__What to produce__
Look for "thumb" in each line of the entries, and return the matching lines.

__Source data__
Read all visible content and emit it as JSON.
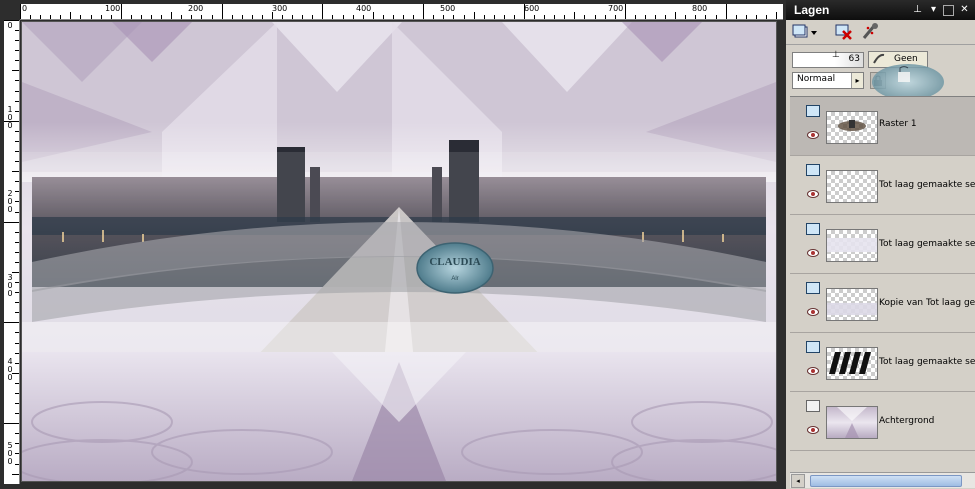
{
  "workspace": {
    "ruler_top_labels": [
      "0",
      "100",
      "200",
      "300",
      "400",
      "500",
      "600",
      "700",
      "800"
    ],
    "ruler_left_labels": [
      "0",
      "100",
      "200",
      "300",
      "400",
      "500"
    ],
    "watermark_text": "CLAUDIA",
    "watermark_subtext": "Alr"
  },
  "layers_panel": {
    "title": "Lagen",
    "opacity_value": "63",
    "mask_button_label": "Geen",
    "blend_mode": "Normaal",
    "layers": [
      {
        "name": "Raster 1",
        "selected": true,
        "thumb": "raster"
      },
      {
        "name": "Tot laag gemaakte sele",
        "selected": false,
        "thumb": "empty"
      },
      {
        "name": "Tot laag gemaakte sele",
        "selected": false,
        "thumb": "light"
      },
      {
        "name": "Kopie van Tot laag gen",
        "selected": false,
        "thumb": "light2"
      },
      {
        "name": "Tot laag gemaakte sele",
        "selected": false,
        "thumb": "stripes"
      },
      {
        "name": "Achtergrond",
        "selected": false,
        "thumb": "background"
      }
    ]
  },
  "colors": {
    "panel_bg": "#d4d0c8",
    "title_bg": "#1a1a1a",
    "selected_layer": "#bcb8b4",
    "canvas_tint": "#c8bdd0"
  }
}
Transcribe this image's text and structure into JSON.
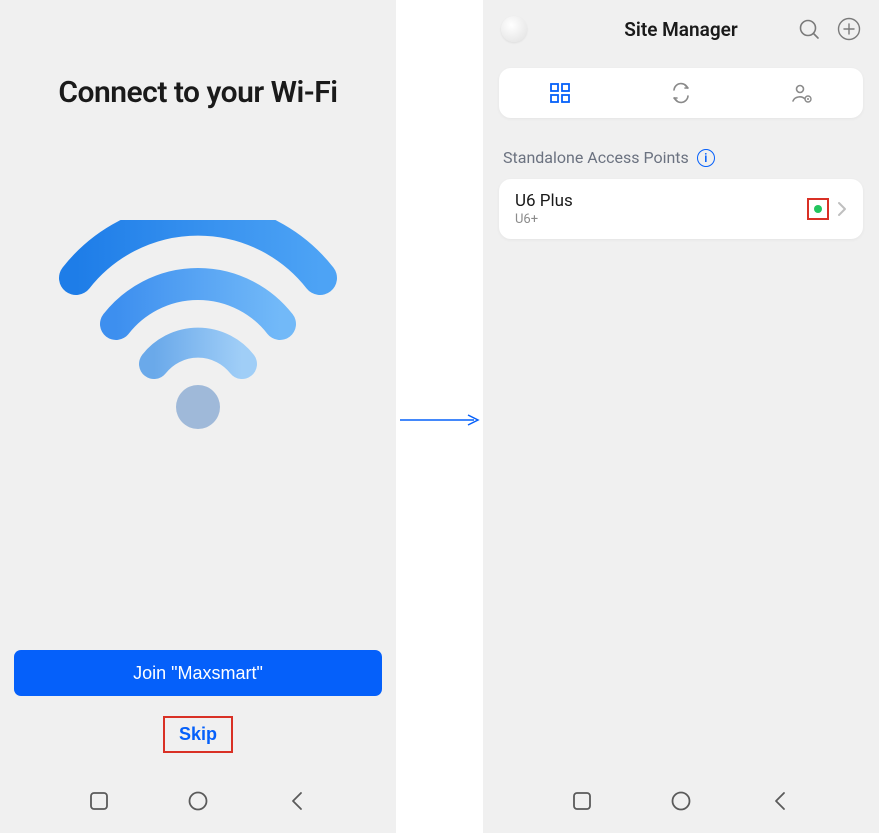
{
  "left": {
    "title": "Connect to your Wi-Fi",
    "join_label": "Join \"Maxsmart\"",
    "skip_label": "Skip"
  },
  "right": {
    "header_title": "Site Manager",
    "section_label": "Standalone Access Points",
    "device": {
      "name": "U6 Plus",
      "sub": "U6+",
      "status": "online"
    }
  },
  "colors": {
    "primary": "#0560fa",
    "highlight": "#d93025",
    "success": "#22c55e"
  }
}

__Task output__
        "thumb": "raster"
        "thumb": "empty"
        "thumb": "light"
        "thumb": "light2"
        "thumb": "stripes"
        "thumb": "background"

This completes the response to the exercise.